**PROMPT**
Carry none of the pictures over; write out the complete data exactly.

**EXTRACTED RECORDS**
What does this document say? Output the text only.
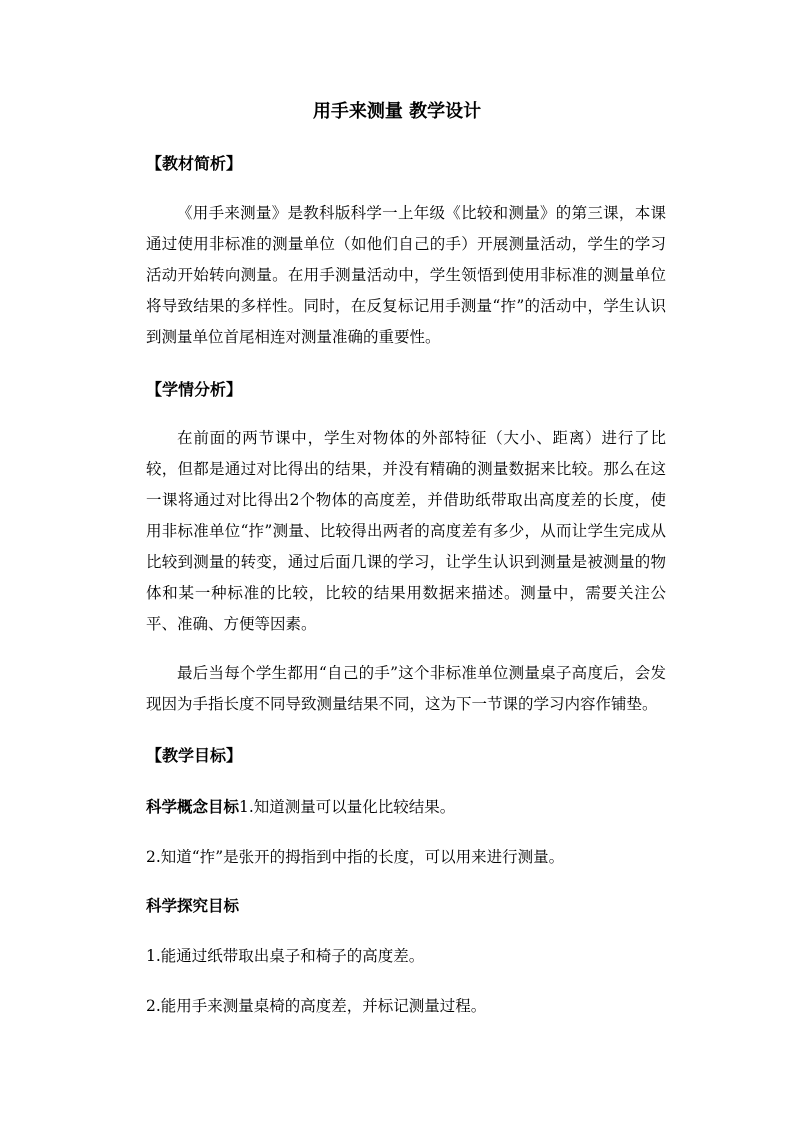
用手来测量 教学设计
【教材简析】
《用手来测量》是教科版科学一上年级《比较和测量》的第三课，本课通过使用非标准的测量单位（如他们自己的手）开展测量活动，学生的学习活动开始转向测量。在用手测量活动中，学生领悟到使用非标准的测量单位将导致结果的多样性。同时，在反复标记用手测量“拃”的活动中，学生认识到测量单位首尾相连对测量准确的重要性。
【学情分析】
在前面的两节课中，学生对物体的外部特征（大小、距离）进行了比较，但都是通过对比得出的结果，并没有精确的测量数据来比较。那么在这一课将通过对比得出2个物体的高度差，并借助纸带取出高度差的长度，使用非标准单位“拃”测量、比较得出两者的高度差有多少，从而让学生完成从比较到测量的转变，通过后面几课的学习，让学生认识到测量是被测量的物体和某一种标准的比较，比较的结果用数据来描述。测量中，需要关注公平、准确、方便等因素。
最后当每个学生都用“自己的手”这个非标准单位测量桌子高度后，会发现因为手指长度不同导致测量结果不同，这为下一节课的学习内容作铺垫。
【教学目标】
科学概念目标1.知道测量可以量化比较结果。
2.知道“拃”是张开的拇指到中指的长度，可以用来进行测量。
科学探究目标
1.能通过纸带取出桌子和椅子的高度差。
2.能用手来测量桌椅的高度差，并标记测量过程。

**ANSWER FOR THE TASK**
What does this document say? Output the text only.
用手来测量 教学设计
【教材简析】
《用手来测量》是教科版科学一上年级《比较和测量》的第三课，本课通过使用非标准的测量单位（如他们自己的手）开展测量活动，学生的学习活动开始转向测量。在用手测量活动中，学生领悟到使用非标准的测量单位将导致结果的多样性。同时，在反复标记用手测量“拃”的活动中，学生认识到测量单位首尾相连对测量准确的重要性。
【学情分析】
在前面的两节课中，学生对物体的外部特征（大小、距离）进行了比较，但都是通过对比得出的结果，并没有精确的测量数据来比较。那么在这一课将通过对比得出2个物体的高度差，并借助纸带取出高度差的长度，使用非标准单位“拃”测量、比较得出两者的高度差有多少，从而让学生完成从比较到测量的转变，通过后面几课的学习，让学生认识到测量是被测量的物体和某一种标准的比较，比较的结果用数据来描述。测量中，需要关注公平、准确、方便等因素。
最后当每个学生都用“自己的手”这个非标准单位测量桌子高度后，会发现因为手指长度不同导致测量结果不同，这为下一节课的学习内容作铺垫。
【教学目标】
科学概念目标1.知道测量可以量化比较结果。
2.知道“拃”是张开的拇指到中指的长度，可以用来进行测量。
科学探究目标
1.能通过纸带取出桌子和椅子的高度差。
2.能用手来测量桌椅的高度差，并标记测量过程。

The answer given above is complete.